■ AIM OF THE TASK: Collect each line holding the string "جہاں".

Begin EXERCISE MATERIAL

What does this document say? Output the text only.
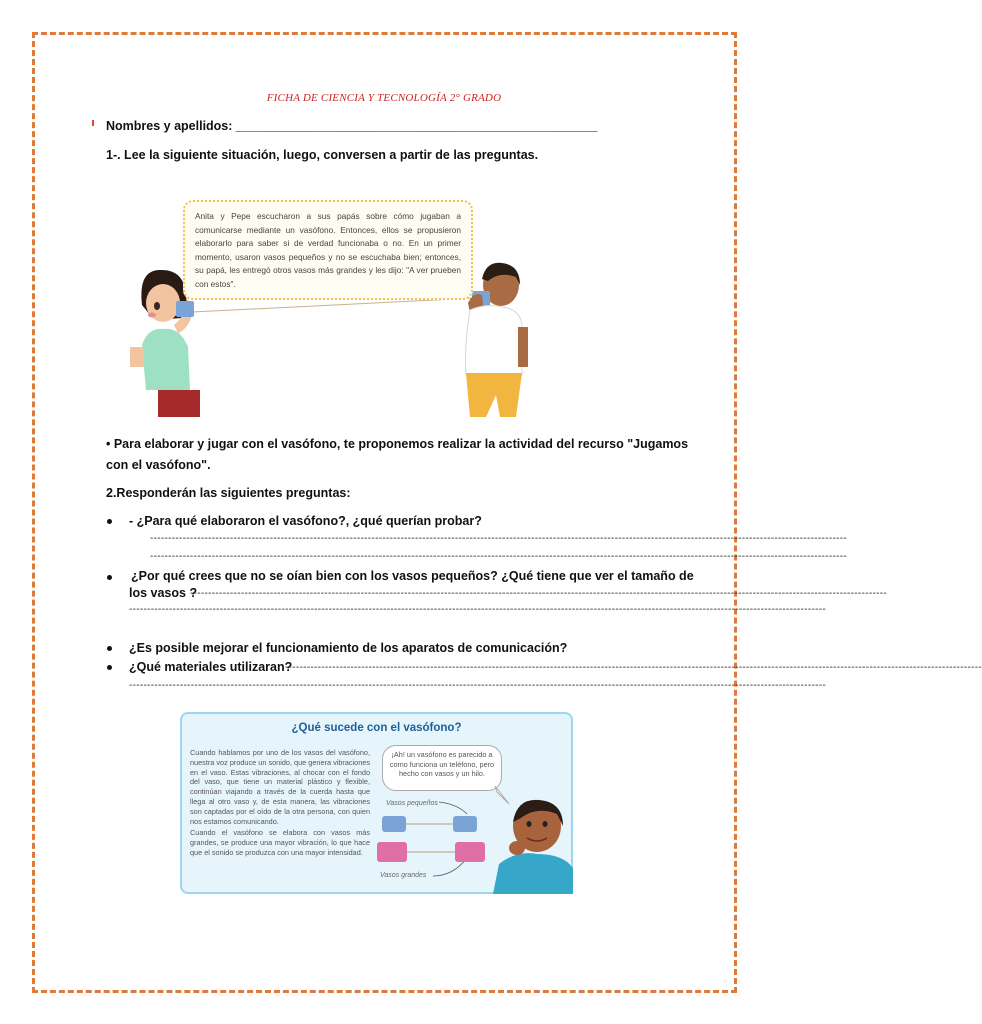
FICHA DE CIENCIA Y TECNOLOGÍA 2° GRADO
Nombres y apellidos: ____________________________________________________
1-. Lee la siguiente situación, luego, conversen a partir de las preguntas.
Anita y Pepe escucharon a sus papás sobre cómo jugaban a comunicarse mediante un vasófono. Entonces, ellos se propusieron elaborarlo para saber si de verdad funcionaba o no. En un primer momento, usaron vasos pequeños y no se escuchaba bien; entonces, su papá, les entregó otros vasos más grandes y les dijo: "A ver prueben con estos".
• Para elaborar y jugar con el vasófono, te proponemos realizar la actividad del recurso "Jugamos
con el vasófono".
2.Responderán las siguientes preguntas:
- ¿Para qué elaboraron el vasófono?, ¿qué querían probar?
------------------------------------------------------------------------------------------------------------------------------------------------------------------------------------------------
------------------------------------------------------------------------------------------------------------------------------------------------------------------------------------------------
¿Por qué crees que no se oían bien con los vasos pequeños? ¿Qué tiene que ver el tamaño de
los vasos ?
------------------------------------------------------------------------------------------------------------------------------------------------------------------------------------------------
------------------------------------------------------------------------------------------------------------------------------------------------------------------------------------------------
¿Es posible mejorar el funcionamiento de los aparatos de comunicación?
¿Qué materiales utilizaran?
------------------------------------------------------------------------------------------------------------------------------------------------------------------------------------------------
------------------------------------------------------------------------------------------------------------------------------------------------------------------------------------------------
¿Qué sucede con el vasófono?

Cuando hablamos por uno de los vasos del vasófono, nuestra voz produce un sonido, que genera vibraciones en el vaso. Estas vibraciones, al chocar con el fondo del vaso, que tiene un material plástico y flexible, continúan viajando a través de la cuerda hasta que llega al otro vaso y, de esta manera, las vibraciones son captadas por el oído de la otra persona, con quien nos estamos comunicando.

Cuando el vasófono se elabora con vasos más grandes, se produce una mayor vibración, lo que hace que el sonido se produzca con una mayor intensidad.

¡Ah! un vasófono es parecido a como funciona un teléfono, pero hecho con vasos y un hilo.
Vasos pequeños
Vasos grandes
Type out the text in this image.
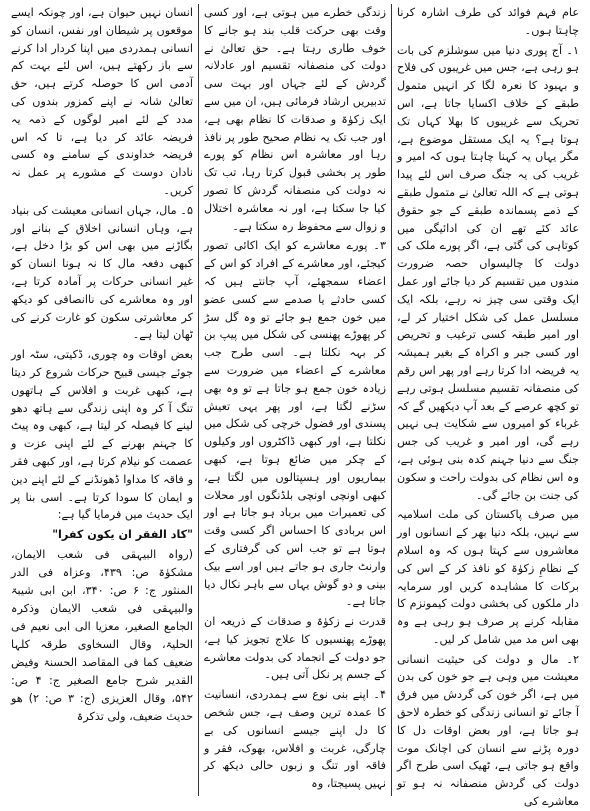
عام فہم فوائد کی طرف اشارہ کرنا چاہتا ہوں۔

۱۔ آج پوری دنیا میں سوشلزم کی بات ہو رہی ہے، جس میں غریبوں کی فلاح و بہبود کا نعرہ لگا کر انہیں متمول طبقے کے خلاف اکسایا جاتا ہے، اس تحریک سے غریبوں کا بھلا کہاں تک ہوتا ہے؟ یہ ایک مستقل موضوع ہے، مگر یہاں یہ کہنا چاہتا ہوں کہ امیر و غریب کی یہ جنگ صرف اس لئے پیدا ہوتی ہے کہ اللہ تعالیٰ نے متمول طبقے کے ذمے پسماندہ طبقے کے جو حقوق عائد کئے تھے ان کی ادائیگی میں کوتاہی کی گئی ہے، اگر پورے ملک کی دولت کا چالیسواں حصہ ضرورت مندوں میں تقسیم کر دیا جائے اور عمل ایک وقتی سی چیز نہ رہے، بلکہ ایک مسلسل عمل کی شکل اختیار کر لے، اور امیر طبقہ کسی ترغیب و تحریص اور کسی جبر و اکراہ کے بغیر ہمیشہ یہ فریضہ ادا کرتا رہے اور پھر اس رقم کی منصفانہ تقسیم مسلسل ہوتی رہے تو کچھ عرصے کے بعد آپ دیکھیں گے کہ غرباء کو امیروں سے شکایت ہی نہیں رہے گی، اور امیر و غریب کی جس جنگ سے دنیا جہنم کدہ بنی ہوئی ہے، وہ اس نظام کی بدولت راحت و سکون کی جنت بن جائے گی۔

میں صرف پاکستان کی ملت اسلامیہ سے نہیں، بلکہ دنیا بھر کے انسانوں اور معاشروں سے کہتا ہوں کہ وہ اسلام کے نظامِ زکوٰۃ کو نافذ کر کے اس کی برکات کا مشاہدہ کریں اور سرمایہ دار ملکوں کی بخشی دولت کیمونزم کا مقابلہ کرنے پر صرف ہو رہی ہے وہ بھی اس مد میں شامل کر لیں۔

۲۔ مال و دولت کی حیثیت انسانی معیشت میں وہی ہے جو خون کی بدن میں ہے، اگر خون کی گردش میں فرق آ جائے تو انسانی زندگی کو خطرہ لاحق ہو جاتا ہے، اور بعض اوقات دل کا دورہ پڑنے سے انسان کی اچانک موت واقع ہو جاتی ہے، ٹھیک اسی طرح اگر دولت کی گردش منصفانہ نہ ہو تو معاشرے کی

زندگی خطرے میں ہوتی ہے، اور کسی وقت بھی حرکت قلب بند ہو جانے کا خوف طاری رہتا ہے۔ حق تعالیٰ نے دولت کی منصفانہ تقسیم اور عادلانہ گردش کے لئے جہاں اور بہت سی تدبیریں ارشاد فرمائی ہیں، ان میں سے ایک زکوٰۃ و صدقات کا نظام بھی ہے، اور جب تک یہ نظام صحیح طور پر نافذ رہا اور معاشرہ اس نظام کو پورے طور پر بخشی قبول کرتا رہا، تب تک نہ دولت کی منصفانہ گردش کا تصور کیا جا سکتا ہے، اور نہ معاشرہ اختلال و زوال سے محفوظ رہ سکتا ہے۔

۳۔ پورے معاشرے کو ایک اکائی تصور کیجئے، اور معاشرے کے افراد کو اس کے اعضاء سمجھئے، آپ جانتے ہیں کہ کسی حادثے یا صدمے سے کسی عضو میں خون جمع ہو جائے تو وہ گل سڑ کر پھوڑے پھنسی کی شکل میں پیپ بن کر بہہ نکلتا ہے۔ اسی طرح جب معاشرے کے اعضاء میں ضرورت سے زیادہ خون جمع ہو جاتا ہے تو وہ بھی سڑنے لگتا ہے، اور پھر یہی تعیش پسندی اور فضول خرچی کی شکل میں نکلتا ہے، اور کبھی ڈاکٹروں اور وکیلوں کے چکر میں ضائع ہوتا ہے، کبھی بیماریوں اور ہسپتالوں میں لگتا ہے، کبھی اونچی اونچی بلڈنگوں اور محلات کی تعمیرات میں برباد ہو جاتا ہے اور اس بربادی کا احساس اگر کسی وقت ہوتا ہے تو جب اس کی گرفتاری کے وارنٹ جاری ہو جاتے ہیں اور اسے بیک بینی و دو گوش یہاں سے باہر نکال دیا جاتا ہے۔

قدرت نے زکوٰۃ و صدقات کے ذریعہ ان پھوڑے پھنسیوں کا علاج تجویز کیا ہے، جو دولت کے انجماد کی بدولت معاشرے کے جسم پر نکل آتی ہیں۔

۴۔ اپنے بنی نوع سے ہمدردی، انسانیت کا عمدہ ترین وصف ہے، جس شخص کا دل اپنے جیسے انسانوں کی بے چارگی، غربت و افلاس، بھوک، فقر و فاقہ اور تنگ و زبوں حالی دیکھ کر نہیں پسیجتا، وہ

انسان نہیں حیوان ہے، اور چونکہ ایسے موقعوں پر شیطان اور نفس، انسان کو انسانی ہمدردی میں اپنا کردار ادا کرنے سے باز رکھتے ہیں، اس لئے بہت کم آدمی اس کا حوصلہ کرتے ہیں، حق تعالیٰ شانہ نے اپنے کمزور بندوں کی مدد کے لئے امیر لوگوں کے ذمہ یہ فریضہ عائد کر دیا ہے، تا کہ اس فریضہ خداوندی کے سامنے وہ کسی نادان دوست کے مشورے پر عمل نہ کریں۔

۵۔ مال، جہاں انسانی معیشت کی بنیاد ہے، وہاں انسانی اخلاق کے بنانے اور بگاڑنے میں بھی اس کو بڑا دخل ہے، کبھی دفعہ مال کا نہ ہونا انسان کو غیر انسانی حرکات پر آمادہ کرتا ہے، اور وہ معاشرے کی ناانصافی کو دیکھ کر معاشرتی سکون کو غارت کرنے کی ٹھان لیتا ہے۔

بعض اوقات وہ چوری، ڈکیتی، سٹہ اور جوئے جیسی قبیح حرکات شروع کر دیتا ہے، کبھی غربت و افلاس کے ہاتھوں تنگ آ کر وہ اپنی زندگی سے ہاتھ دھو لینے کا فیصلہ کر لیتا ہے، کبھی وہ پیٹ کا جہنم بھرنے کے لئے اپنی عزت و عصمت کو نیلام کرتا ہے، اور کبھی فقر و فاقہ کا مداوا ڈھونڈنے کے لئے اپنے دین و ایمان کا سودا کرتا ہے۔ اسی بنا پر ایک حدیث میں فرمایا گیا ہے:

"کاد الفقر ان یکون کفرا"

(رواہ البیہقی فی شعب الایمان، مشکوٰۃ ص: ۴۳۹، وعزاہ فی الدر المنثور ج: ۶ ص: ۳۴۰، ابن ابی شیبۃ والبیہقی فی شعب الایمان وذکرہ الجامع الصغیر، معزیا الی ابی نعیم فی الحلیۃ، وقال السخاوی طرقہ کلہا ضعیف کما فی المقاصد الحسنۃ وفیض القدیر شرح جامع الصغیر ج: ۴ ص: ۵۴۲، وقال العزیزی (ج: ۳ ص: ۲) ھو حدیث ضعیف، ولی تذکرۃ
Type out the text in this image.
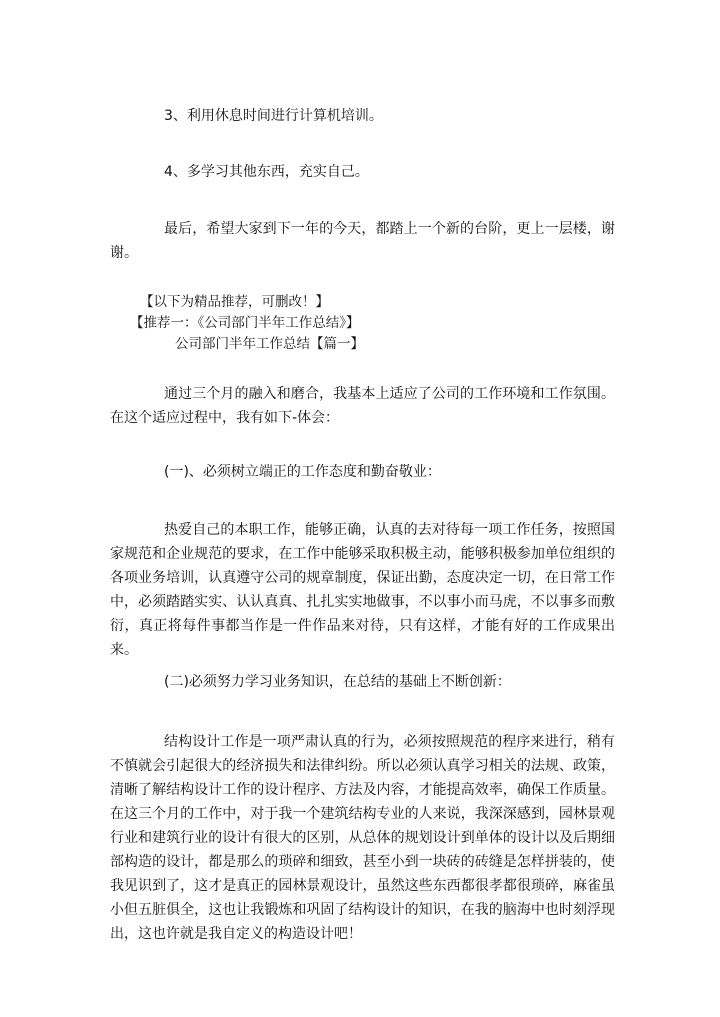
3、利用休息时间进行计算机培训。
4、多学习其他东西，充实自己。

最后，希望大家到下一年的今天，都踏上一个新的台阶，更上一层楼，谢谢。

【以下为精品推荐，可删改！】
【推荐一：《公司部门半年工作总结》】
公司部门半年工作总结【篇一】

通过三个月的融入和磨合，我基本上适应了公司的工作环境和工作氛围。在这个适应过程中，我有如下-体会：

(一)、必须树立端正的工作态度和勤奋敬业：

热爱自己的本职工作，能够正确，认真的去对待每一项工作任务，按照国家规范和企业规范的要求，在工作中能够采取积极主动，能够积极参加单位组织的各项业务培训，认真遵守公司的规章制度，保证出勤，态度决定一切，在日常工作中，必须踏踏实实、认认真真、扎扎实实地做事，不以事小而马虎，不以事多而敷衍，真正将每件事都当作是一件作品来对待，只有这样，才能有好的工作成果出来。

(二)必须努力学习业务知识，在总结的基础上不断创新：

结构设计工作是一项严肃认真的行为，必须按照规范的程序来进行，稍有不慎就会引起很大的经济损失和法律纠纷。所以必须认真学习相关的法规、政策，清晰了解结构设计工作的设计程序、方法及内容，才能提高效率，确保工作质量。在这三个月的工作中，对于我一个建筑结构专业的人来说，我深深感到，园林景观行业和建筑行业的设计有很大的区别，从总体的规划设计到单体的设计以及后期细部构造的设计，都是那么的琐碎和细致，甚至小到一块砖的砖缝是怎样拼装的，使我见识到了，这才是真正的园林景观设计，虽然这些东西都很孝都很琐碎，麻雀虽小但五脏俱全，这也让我锻炼和巩固了结构设计的知识，在我的脑海中也时刻浮现出，这也许就是我自定义的构造设计吧！
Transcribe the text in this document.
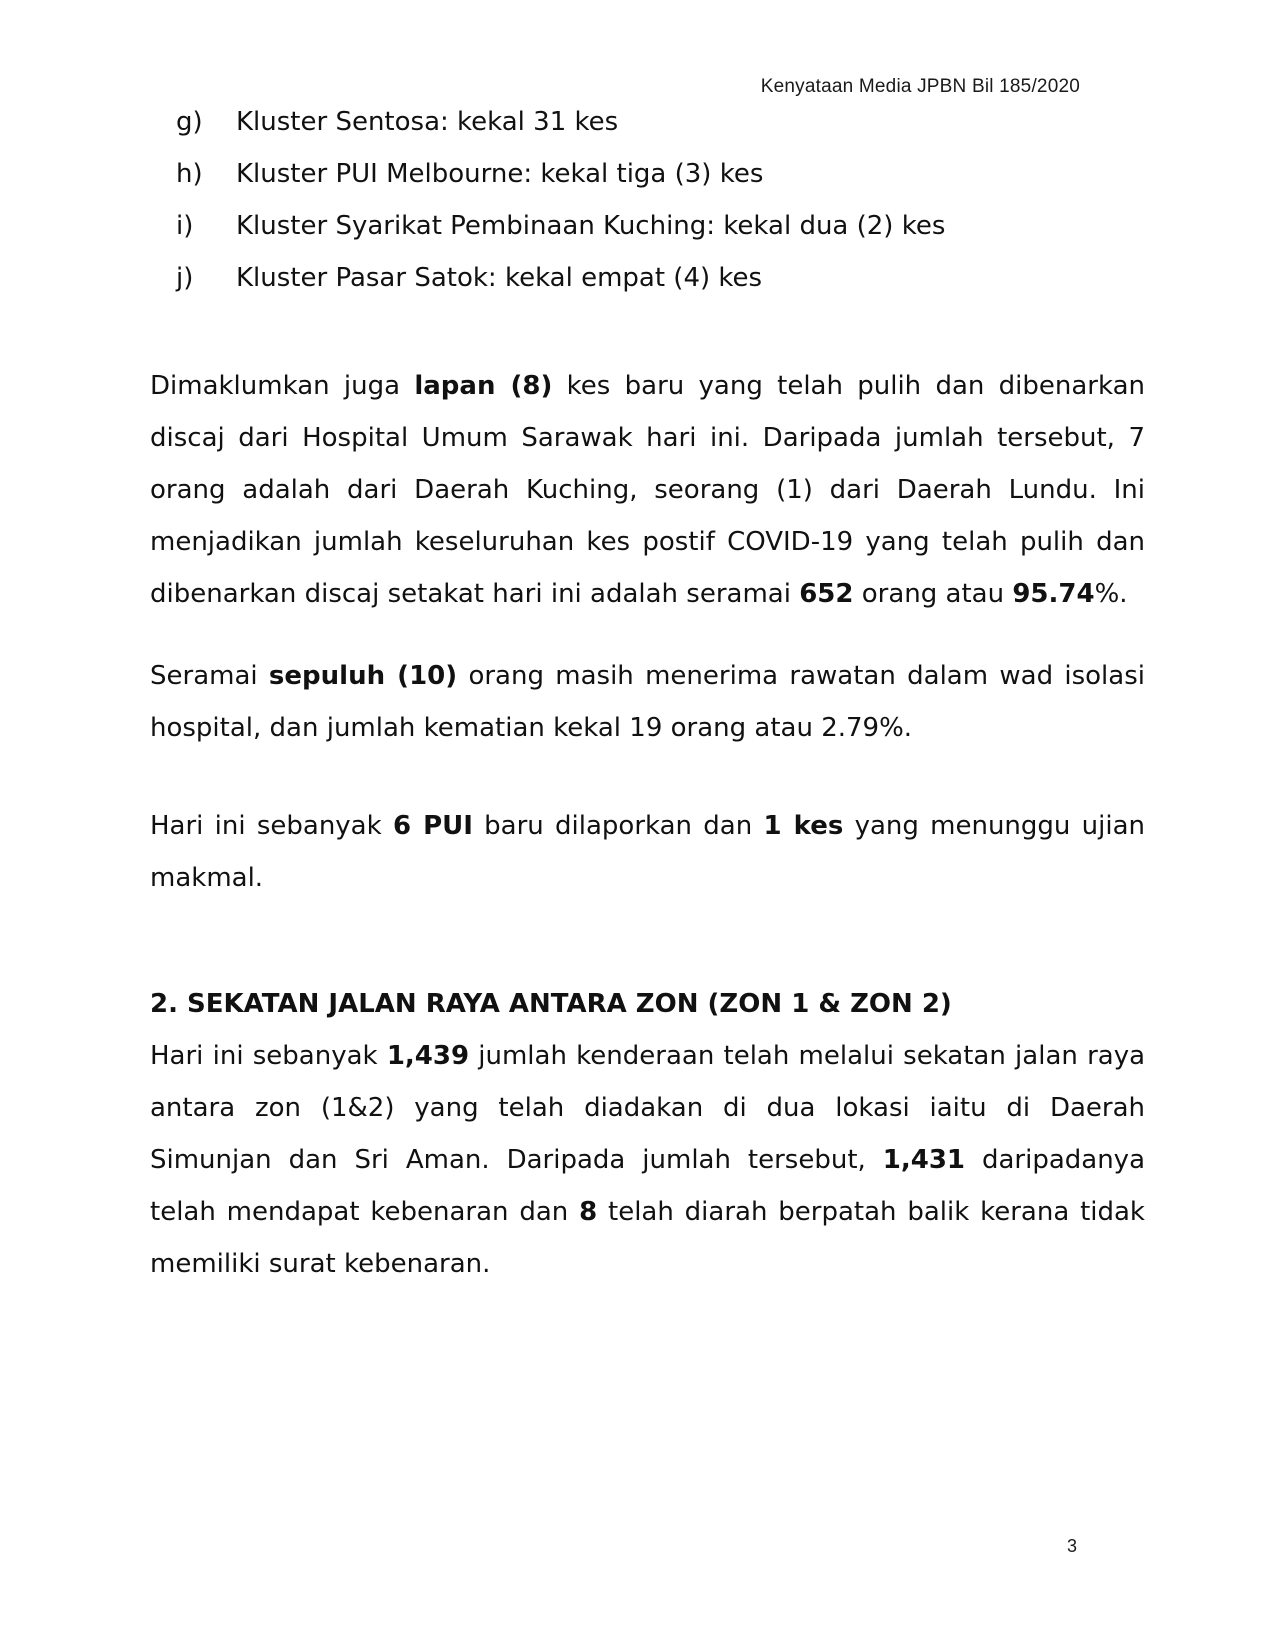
Kenyataan Media JPBN Bil 185/2020
g)	Kluster Sentosa: kekal 31 kes
h)	Kluster PUI Melbourne: kekal tiga (3) kes
i)	Kluster Syarikat Pembinaan Kuching: kekal dua (2) kes
j)	Kluster Pasar Satok: kekal empat (4) kes

Dimaklumkan juga lapan (8) kes baru yang telah pulih dan dibenarkan discaj dari Hospital Umum Sarawak hari ini. Daripada jumlah tersebut, 7 orang adalah dari Daerah Kuching, seorang (1) dari Daerah Lundu. Ini menjadikan jumlah keseluruhan kes postif COVID-19 yang telah pulih dan dibenarkan discaj setakat hari ini adalah seramai 652 orang atau 95.74%.

Seramai sepuluh (10) orang masih menerima rawatan dalam wad isolasi hospital, dan jumlah kematian kekal 19 orang atau 2.79%.

Hari ini sebanyak 6 PUI baru dilaporkan dan 1 kes yang menunggu ujian makmal.

2. SEKATAN JALAN RAYA ANTARA ZON (ZON 1 & ZON 2)

Hari ini sebanyak 1,439 jumlah kenderaan telah melalui sekatan jalan raya antara zon (1&2) yang telah diadakan di dua lokasi iaitu di Daerah Simunjan dan Sri Aman. Daripada jumlah tersebut, 1,431 daripadanya telah mendapat kebenaran dan 8 telah diarah berpatah balik kerana tidak memiliki surat kebenaran.

3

End EXERCISE MATERIAL

■ OUTPUT FOR THIS TASK:
زندگی خطرے میں ہوتی ہے، اور کسی وقت بھی حرکت قلب بند ہو جانے کا خوف طاری رہتا ہے۔ حق تعالیٰ نے دولت کی منصفانہ تقسیم اور عادلانہ گردش کے لئے جہاں اور بہت سی تدبیریں ارشاد فرمائی ہیں، ان میں سے ایک زکوٰۃ و صدقات کا نظام بھی ہے، اور جب تک یہ نظام صحیح طور پر نافذ رہا اور معاشرہ اس نظام کو پورے طور پر بخشی قبول کرتا رہا، تب تک نہ دولت کی منصفانہ گردش کا تصور کیا جا سکتا ہے، اور نہ معاشرہ اختلال و زوال سے محفوظ رہ سکتا ہے۔
۵۔ مال، جہاں انسانی معیشت کی بنیاد ہے، وہاں انسانی اخلاق کے بنانے اور بگاڑنے میں بھی اس کو بڑا دخل ہے، کبھی دفعہ مال کا نہ ہونا انسان کو غیر انسانی حرکات پر آمادہ کرتا ہے، اور وہ معاشرے کی ناانصافی کو دیکھ کر معاشرتی سکون کو غارت کرنے کی ٹھان لیتا ہے۔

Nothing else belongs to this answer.